[Collected data entries]
────

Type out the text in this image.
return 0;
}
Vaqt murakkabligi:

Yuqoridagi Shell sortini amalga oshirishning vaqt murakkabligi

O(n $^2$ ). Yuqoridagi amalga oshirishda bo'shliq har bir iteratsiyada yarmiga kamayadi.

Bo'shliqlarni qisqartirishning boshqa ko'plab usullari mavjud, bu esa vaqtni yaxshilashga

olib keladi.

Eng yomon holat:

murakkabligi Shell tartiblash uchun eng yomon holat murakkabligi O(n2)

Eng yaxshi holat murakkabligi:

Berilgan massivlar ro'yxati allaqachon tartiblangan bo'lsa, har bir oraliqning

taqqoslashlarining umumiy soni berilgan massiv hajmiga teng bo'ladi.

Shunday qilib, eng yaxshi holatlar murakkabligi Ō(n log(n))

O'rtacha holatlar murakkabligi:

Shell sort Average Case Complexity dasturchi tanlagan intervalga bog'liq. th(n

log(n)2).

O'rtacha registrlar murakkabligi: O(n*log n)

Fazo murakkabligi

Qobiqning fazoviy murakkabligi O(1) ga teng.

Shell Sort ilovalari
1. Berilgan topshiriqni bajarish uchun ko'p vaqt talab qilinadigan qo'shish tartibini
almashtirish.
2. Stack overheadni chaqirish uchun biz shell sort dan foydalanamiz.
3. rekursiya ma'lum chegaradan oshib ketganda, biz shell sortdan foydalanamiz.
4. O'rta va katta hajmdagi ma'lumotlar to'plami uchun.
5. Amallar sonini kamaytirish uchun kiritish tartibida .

────

→ **Written exercise**
All of the entries need to be reproduced exactly; please write them out.

→ **Task output**
Type out the text in this image.
return 0;
}
Vaqt murakkabligi:

Yuqoridagi Shell sortini amalga oshirishning vaqt murakkabligi

O(n $^2$ ). Yuqoridagi amalga oshirishda bo'shliq har bir iteratsiyada yarmiga kamayadi.

Bo'shliqlarni qisqartirishning boshqa ko'plab usullari mavjud, bu esa vaqtni yaxshilashga

olib keladi.

Eng yomon holat:

murakkabligi Shell tartiblash uchun eng yomon holat murakkabligi O(n2)

Eng yaxshi holat murakkabligi:

Berilgan massivlar ro'yxati allaqachon tartiblangan bo'lsa, har bir oraliqning

taqqoslashlarining umumiy soni berilgan massiv hajmiga teng bo'ladi.

Shunday qilib, eng yaxshi holatlar murakkabligi Ō(n log(n))

O'rtacha holatlar murakkabligi:

Shell sort Average Case Complexity dasturchi tanlagan intervalga bog'liq. th(n

log(n)2).

O'rtacha registrlar murakkabligi: O(n*log n)

Fazo murakkabligi

Qobiqning fazoviy murakkabligi O(1) ga teng.

Shell Sort ilovalari
1. Berilgan topshiriqni bajarish uchun ko'p vaqt talab qilinadigan qo'shish tartibini
almashtirish.
2. Stack overheadni chaqirish uchun biz shell sort dan foydalanamiz.
3. rekursiya ma'lum chegaradan oshib ketganda, biz shell sortdan foydalanamiz.
4. O'rta va katta hajmdagi ma'lumotlar to'plami uchun.
5. Amallar sonini kamaytirish uchun kiritish tartibida .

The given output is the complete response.